• Task brief
Reproduce all records verbatim.

• The data
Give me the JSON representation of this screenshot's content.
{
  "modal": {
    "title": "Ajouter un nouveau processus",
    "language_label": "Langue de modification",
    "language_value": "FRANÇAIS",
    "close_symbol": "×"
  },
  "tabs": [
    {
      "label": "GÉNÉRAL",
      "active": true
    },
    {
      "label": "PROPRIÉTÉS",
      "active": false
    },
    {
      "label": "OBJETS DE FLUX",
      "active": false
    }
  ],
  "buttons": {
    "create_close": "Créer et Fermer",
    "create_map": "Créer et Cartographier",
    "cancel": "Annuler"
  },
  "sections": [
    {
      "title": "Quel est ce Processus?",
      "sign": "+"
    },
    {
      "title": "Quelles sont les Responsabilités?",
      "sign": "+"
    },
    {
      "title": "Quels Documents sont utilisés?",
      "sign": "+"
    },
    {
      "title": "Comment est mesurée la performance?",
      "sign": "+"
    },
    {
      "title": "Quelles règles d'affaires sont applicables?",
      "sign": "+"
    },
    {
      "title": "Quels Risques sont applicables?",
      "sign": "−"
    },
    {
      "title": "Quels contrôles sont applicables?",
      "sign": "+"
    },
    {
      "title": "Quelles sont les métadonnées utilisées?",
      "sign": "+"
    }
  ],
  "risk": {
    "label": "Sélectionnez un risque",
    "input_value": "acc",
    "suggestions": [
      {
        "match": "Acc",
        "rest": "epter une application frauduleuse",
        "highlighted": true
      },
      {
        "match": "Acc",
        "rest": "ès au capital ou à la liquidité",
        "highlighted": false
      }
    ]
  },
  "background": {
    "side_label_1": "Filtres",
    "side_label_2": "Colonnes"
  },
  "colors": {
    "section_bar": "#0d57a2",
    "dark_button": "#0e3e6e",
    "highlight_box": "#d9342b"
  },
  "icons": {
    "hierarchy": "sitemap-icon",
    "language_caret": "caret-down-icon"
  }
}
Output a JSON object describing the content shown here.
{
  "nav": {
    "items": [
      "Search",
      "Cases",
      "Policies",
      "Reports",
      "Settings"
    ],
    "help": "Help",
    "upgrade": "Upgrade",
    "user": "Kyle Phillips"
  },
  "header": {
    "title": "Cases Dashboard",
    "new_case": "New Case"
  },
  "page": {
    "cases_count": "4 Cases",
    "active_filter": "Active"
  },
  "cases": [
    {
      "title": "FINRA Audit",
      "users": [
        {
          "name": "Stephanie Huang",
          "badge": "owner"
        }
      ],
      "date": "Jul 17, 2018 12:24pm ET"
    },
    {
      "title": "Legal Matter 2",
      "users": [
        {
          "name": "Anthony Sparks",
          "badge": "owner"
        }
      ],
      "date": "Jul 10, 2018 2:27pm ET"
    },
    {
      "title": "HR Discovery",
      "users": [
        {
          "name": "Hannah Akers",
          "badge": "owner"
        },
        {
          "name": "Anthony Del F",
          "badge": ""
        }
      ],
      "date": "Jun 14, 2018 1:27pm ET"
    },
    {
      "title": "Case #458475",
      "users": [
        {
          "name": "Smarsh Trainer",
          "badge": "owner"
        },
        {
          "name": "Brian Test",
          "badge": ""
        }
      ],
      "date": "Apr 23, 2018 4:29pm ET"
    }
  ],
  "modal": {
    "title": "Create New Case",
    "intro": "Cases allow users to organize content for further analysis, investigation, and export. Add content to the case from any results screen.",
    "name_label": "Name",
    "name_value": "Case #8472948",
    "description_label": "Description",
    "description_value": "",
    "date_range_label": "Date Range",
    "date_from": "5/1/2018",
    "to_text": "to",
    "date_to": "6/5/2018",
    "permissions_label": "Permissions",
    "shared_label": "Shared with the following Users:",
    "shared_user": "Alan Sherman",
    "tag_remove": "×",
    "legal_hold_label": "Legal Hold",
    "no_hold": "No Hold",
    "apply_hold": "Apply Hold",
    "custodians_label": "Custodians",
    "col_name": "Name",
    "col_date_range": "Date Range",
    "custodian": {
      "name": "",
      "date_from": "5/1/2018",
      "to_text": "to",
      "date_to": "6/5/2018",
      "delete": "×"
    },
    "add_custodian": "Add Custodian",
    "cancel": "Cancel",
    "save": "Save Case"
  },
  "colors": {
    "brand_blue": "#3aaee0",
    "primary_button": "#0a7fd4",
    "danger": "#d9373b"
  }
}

• Solution for this problem
Give me the JSON representation of this screenshot's content.
{
  "modal": {
    "title": "Ajouter un nouveau processus",
    "language_label": "Langue de modification",
    "language_value": "FRANÇAIS",
    "close_symbol": "×"
  },
  "tabs": [
    {
      "label": "GÉNÉRAL",
      "active": true
    },
    {
      "label": "PROPRIÉTÉS",
      "active": false
    },
    {
      "label": "OBJETS DE FLUX",
      "active": false
    }
  ],
  "buttons": {
    "create_close": "Créer et Fermer",
    "create_map": "Créer et Cartographier",
    "cancel": "Annuler"
  },
  "sections": [
    {
      "title": "Quel est ce Processus?",
      "sign": "+"
    },
    {
      "title": "Quelles sont les Responsabilités?",
      "sign": "+"
    },
    {
      "title": "Quels Documents sont utilisés?",
      "sign": "+"
    },
    {
      "title": "Comment est mesurée la performance?",
      "sign": "+"
    },
    {
      "title": "Quelles règles d'affaires sont applicables?",
      "sign": "+"
    },
    {
      "title": "Quels Risques sont applicables?",
      "sign": "−"
    },
    {
      "title": "Quels contrôles sont applicables?",
      "sign": "+"
    },
    {
      "title": "Quelles sont les métadonnées utilisées?",
      "sign": "+"
    }
  ],
  "risk": {
    "label": "Sélectionnez un risque",
    "input_value": "acc",
    "suggestions": [
      {
        "match": "Acc",
        "rest": "epter une application frauduleuse",
        "highlighted": true
      },
      {
        "match": "Acc",
        "rest": "ès au capital ou à la liquidité",
        "highlighted": false
      }
    ]
  },
  "background": {
    "side_label_1": "Filtres",
    "side_label_2": "Colonnes"
  },
  "colors": {
    "section_bar": "#0d57a2",
    "dark_button": "#0e3e6e",
    "highlight_box": "#d9342b"
  },
  "icons": {
    "hierarchy": "sitemap-icon",
    "language_caret": "caret-down-icon"
  }
}
Output a JSON object describing the content shown here.
{
  "nav": {
    "items": [
      "Search",
      "Cases",
      "Policies",
      "Reports",
      "Settings"
    ],
    "help": "Help",
    "upgrade": "Upgrade",
    "user": "Kyle Phillips"
  },
  "header": {
    "title": "Cases Dashboard",
    "new_case": "New Case"
  },
  "page": {
    "cases_count": "4 Cases",
    "active_filter": "Active"
  },
  "cases": [
    {
      "title": "FINRA Audit",
      "users": [
        {
          "name": "Stephanie Huang",
          "badge": "owner"
        }
      ],
      "date": "Jul 17, 2018 12:24pm ET"
    },
    {
      "title": "Legal Matter 2",
      "users": [
        {
          "name": "Anthony Sparks",
          "badge": "owner"
        }
      ],
      "date": "Jul 10, 2018 2:27pm ET"
    },
    {
      "title": "HR Discovery",
      "users": [
        {
          "name": "Hannah Akers",
          "badge": "owner"
        },
        {
          "name": "Anthony Del F",
          "badge": ""
        }
      ],
      "date": "Jun 14, 2018 1:27pm ET"
    },
    {
      "title": "Case #458475",
      "users": [
        {
          "name": "Smarsh Trainer",
          "badge": "owner"
        },
        {
          "name": "Brian Test",
          "badge": ""
        }
      ],
      "date": "Apr 23, 2018 4:29pm ET"
    }
  ],
  "modal": {
    "title": "Create New Case",
    "intro": "Cases allow users to organize content for further analysis, investigation, and export. Add content to the case from any results screen.",
    "name_label": "Name",
    "name_value": "Case #8472948",
    "description_label": "Description",
    "description_value": "",
    "date_range_label": "Date Range",
    "date_from": "5/1/2018",
    "to_text": "to",
    "date_to": "6/5/2018",
    "permissions_label": "Permissions",
    "shared_label": "Shared with the following Users:",
    "shared_user": "Alan Sherman",
    "tag_remove": "×",
    "legal_hold_label": "Legal Hold",
    "no_hold": "No Hold",
    "apply_hold": "Apply Hold",
    "custodians_label": "Custodians",
    "col_name": "Name",
    "col_date_range": "Date Range",
    "custodian": {
      "name": "",
      "date_from": "5/1/2018",
      "to_text": "to",
      "date_to": "6/5/2018",
      "delete": "×"
    },
    "add_custodian": "Add Custodian",
    "cancel": "Cancel",
    "save": "Save Case"
  },
  "colors": {
    "brand_blue": "#3aaee0",
    "primary_button": "#0a7fd4",
    "danger": "#d9373b"
  }
}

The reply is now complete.